The input
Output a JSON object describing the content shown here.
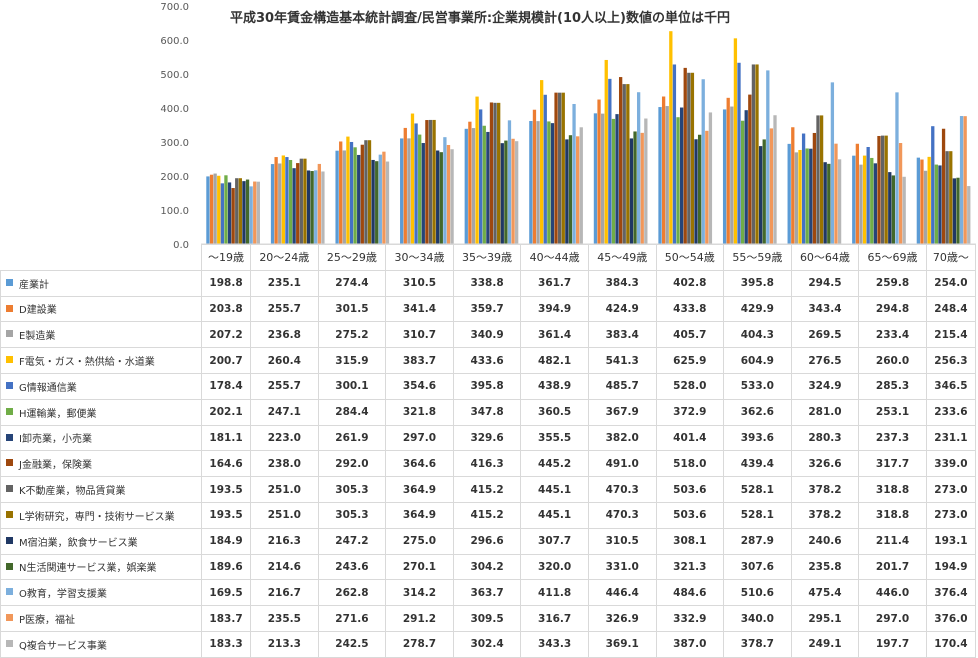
{
  "chart_data": {
    "type": "bar",
    "title": "平成30年賃金構造基本統計調査/民営事業所:企業規模計(10人以上)数値の単位は千円",
    "ylim": [
      0,
      700
    ],
    "yticks": [
      "0.0",
      "100.0",
      "200.0",
      "300.0",
      "400.0",
      "500.0",
      "600.0",
      "700.0"
    ],
    "categories": [
      "～19歳",
      "20～24歳",
      "25～29歳",
      "30～34歳",
      "35～39歳",
      "40～44歳",
      "45～49歳",
      "50～54歳",
      "55～59歳",
      "60～64歳",
      "65～69歳",
      "70歳～"
    ],
    "legend_placement": "table-below",
    "grid": false,
    "series": [
      {
        "name": "産業計",
        "color": "#5B9BD5",
        "values": [
          198.8,
          235.1,
          274.4,
          310.5,
          338.8,
          361.7,
          384.3,
          402.8,
          395.8,
          294.5,
          259.8,
          254.0
        ]
      },
      {
        "name": "D建設業",
        "color": "#ED7D31",
        "values": [
          203.8,
          255.7,
          301.5,
          341.4,
          359.7,
          394.9,
          424.9,
          433.8,
          429.9,
          343.4,
          294.8,
          248.4
        ]
      },
      {
        "name": "E製造業",
        "color": "#A5A5A5",
        "values": [
          207.2,
          236.8,
          275.2,
          310.7,
          340.9,
          361.4,
          383.4,
          405.7,
          404.3,
          269.5,
          233.4,
          215.4
        ]
      },
      {
        "name": "F電気・ガス・熱供給・水道業",
        "color": "#FFC000",
        "values": [
          200.7,
          260.4,
          315.9,
          383.7,
          433.6,
          482.1,
          541.3,
          625.9,
          604.9,
          276.5,
          260.0,
          256.3
        ]
      },
      {
        "name": "G情報通信業",
        "color": "#4472C4",
        "values": [
          178.4,
          255.7,
          300.1,
          354.6,
          395.8,
          438.9,
          485.7,
          528.0,
          533.0,
          324.9,
          285.3,
          346.5
        ]
      },
      {
        "name": "H運輸業，郵便業",
        "color": "#70AD47",
        "values": [
          202.1,
          247.1,
          284.4,
          321.8,
          347.8,
          360.5,
          367.9,
          372.9,
          362.6,
          281.0,
          253.1,
          233.6
        ]
      },
      {
        "name": "I卸売業，小売業",
        "color": "#264478",
        "values": [
          181.1,
          223.0,
          261.9,
          297.0,
          329.6,
          355.5,
          382.0,
          401.4,
          393.6,
          280.3,
          237.3,
          231.1
        ]
      },
      {
        "name": "J金融業，保険業",
        "color": "#9E480E",
        "values": [
          164.6,
          238.0,
          292.0,
          364.6,
          416.3,
          445.2,
          491.0,
          518.0,
          439.4,
          326.6,
          317.7,
          339.0
        ]
      },
      {
        "name": "K不動産業，物品賃貸業",
        "color": "#636363",
        "values": [
          193.5,
          251.0,
          305.3,
          364.9,
          415.2,
          445.1,
          470.3,
          503.6,
          528.1,
          378.2,
          318.8,
          273.0
        ]
      },
      {
        "name": "L学術研究，専門・技術サービス業",
        "color": "#997300",
        "values": [
          193.5,
          251.0,
          305.3,
          364.9,
          415.2,
          445.1,
          470.3,
          503.6,
          528.1,
          378.2,
          318.8,
          273.0
        ]
      },
      {
        "name": "M宿泊業，飲食サービス業",
        "color": "#203864",
        "values": [
          184.9,
          216.3,
          247.2,
          275.0,
          296.6,
          307.7,
          310.5,
          308.1,
          287.9,
          240.6,
          211.4,
          193.1
        ]
      },
      {
        "name": "N生活関連サービス業，娯楽業",
        "color": "#43682B",
        "values": [
          189.6,
          214.6,
          243.6,
          270.1,
          304.2,
          320.0,
          331.0,
          321.3,
          307.6,
          235.8,
          201.7,
          194.9
        ]
      },
      {
        "name": "O教育，学習支援業",
        "color": "#7CAFDD",
        "values": [
          169.5,
          216.7,
          262.8,
          314.2,
          363.7,
          411.8,
          446.4,
          484.6,
          510.6,
          475.4,
          446.0,
          376.4
        ]
      },
      {
        "name": "P医療，福祉",
        "color": "#F1975A",
        "values": [
          183.7,
          235.5,
          271.6,
          291.2,
          309.5,
          316.7,
          326.9,
          332.9,
          340.0,
          295.1,
          297.0,
          376.0
        ]
      },
      {
        "name": "Q複合サービス事業",
        "color": "#B7B7B7",
        "values": [
          183.3,
          213.3,
          242.5,
          278.7,
          302.4,
          343.3,
          369.1,
          387.0,
          378.7,
          249.1,
          197.7,
          170.4
        ]
      }
    ]
  }
}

Work to do
Leave out the pictures and retype every line above exactly.

Solved exercise
Output a JSON object describing the content shown here.
{
  "chart_data": {
    "type": "bar",
    "title": "平成30年賃金構造基本統計調査/民営事業所:企業規模計(10人以上)数値の単位は千円",
    "ylim": [
      0,
      700
    ],
    "yticks": [
      "0.0",
      "100.0",
      "200.0",
      "300.0",
      "400.0",
      "500.0",
      "600.0",
      "700.0"
    ],
    "categories": [
      "～19歳",
      "20～24歳",
      "25～29歳",
      "30～34歳",
      "35～39歳",
      "40～44歳",
      "45～49歳",
      "50～54歳",
      "55～59歳",
      "60～64歳",
      "65～69歳",
      "70歳～"
    ],
    "legend_placement": "table-below",
    "grid": false,
    "series": [
      {
        "name": "産業計",
        "color": "#5B9BD5",
        "values": [
          198.8,
          235.1,
          274.4,
          310.5,
          338.8,
          361.7,
          384.3,
          402.8,
          395.8,
          294.5,
          259.8,
          254.0
        ]
      },
      {
        "name": "D建設業",
        "color": "#ED7D31",
        "values": [
          203.8,
          255.7,
          301.5,
          341.4,
          359.7,
          394.9,
          424.9,
          433.8,
          429.9,
          343.4,
          294.8,
          248.4
        ]
      },
      {
        "name": "E製造業",
        "color": "#A5A5A5",
        "values": [
          207.2,
          236.8,
          275.2,
          310.7,
          340.9,
          361.4,
          383.4,
          405.7,
          404.3,
          269.5,
          233.4,
          215.4
        ]
      },
      {
        "name": "F電気・ガス・熱供給・水道業",
        "color": "#FFC000",
        "values": [
          200.7,
          260.4,
          315.9,
          383.7,
          433.6,
          482.1,
          541.3,
          625.9,
          604.9,
          276.5,
          260.0,
          256.3
        ]
      },
      {
        "name": "G情報通信業",
        "color": "#4472C4",
        "values": [
          178.4,
          255.7,
          300.1,
          354.6,
          395.8,
          438.9,
          485.7,
          528.0,
          533.0,
          324.9,
          285.3,
          346.5
        ]
      },
      {
        "name": "H運輸業，郵便業",
        "color": "#70AD47",
        "values": [
          202.1,
          247.1,
          284.4,
          321.8,
          347.8,
          360.5,
          367.9,
          372.9,
          362.6,
          281.0,
          253.1,
          233.6
        ]
      },
      {
        "name": "I卸売業，小売業",
        "color": "#264478",
        "values": [
          181.1,
          223.0,
          261.9,
          297.0,
          329.6,
          355.5,
          382.0,
          401.4,
          393.6,
          280.3,
          237.3,
          231.1
        ]
      },
      {
        "name": "J金融業，保険業",
        "color": "#9E480E",
        "values": [
          164.6,
          238.0,
          292.0,
          364.6,
          416.3,
          445.2,
          491.0,
          518.0,
          439.4,
          326.6,
          317.7,
          339.0
        ]
      },
      {
        "name": "K不動産業，物品賃貸業",
        "color": "#636363",
        "values": [
          193.5,
          251.0,
          305.3,
          364.9,
          415.2,
          445.1,
          470.3,
          503.6,
          528.1,
          378.2,
          318.8,
          273.0
        ]
      },
      {
        "name": "L学術研究，専門・技術サービス業",
        "color": "#997300",
        "values": [
          193.5,
          251.0,
          305.3,
          364.9,
          415.2,
          445.1,
          470.3,
          503.6,
          528.1,
          378.2,
          318.8,
          273.0
        ]
      },
      {
        "name": "M宿泊業，飲食サービス業",
        "color": "#203864",
        "values": [
          184.9,
          216.3,
          247.2,
          275.0,
          296.6,
          307.7,
          310.5,
          308.1,
          287.9,
          240.6,
          211.4,
          193.1
        ]
      },
      {
        "name": "N生活関連サービス業，娯楽業",
        "color": "#43682B",
        "values": [
          189.6,
          214.6,
          243.6,
          270.1,
          304.2,
          320.0,
          331.0,
          321.3,
          307.6,
          235.8,
          201.7,
          194.9
        ]
      },
      {
        "name": "O教育，学習支援業",
        "color": "#7CAFDD",
        "values": [
          169.5,
          216.7,
          262.8,
          314.2,
          363.7,
          411.8,
          446.4,
          484.6,
          510.6,
          475.4,
          446.0,
          376.4
        ]
      },
      {
        "name": "P医療，福祉",
        "color": "#F1975A",
        "values": [
          183.7,
          235.5,
          271.6,
          291.2,
          309.5,
          316.7,
          326.9,
          332.9,
          340.0,
          295.1,
          297.0,
          376.0
        ]
      },
      {
        "name": "Q複合サービス事業",
        "color": "#B7B7B7",
        "values": [
          183.3,
          213.3,
          242.5,
          278.7,
          302.4,
          343.3,
          369.1,
          387.0,
          378.7,
          249.1,
          197.7,
          170.4
        ]
      }
    ]
  }
}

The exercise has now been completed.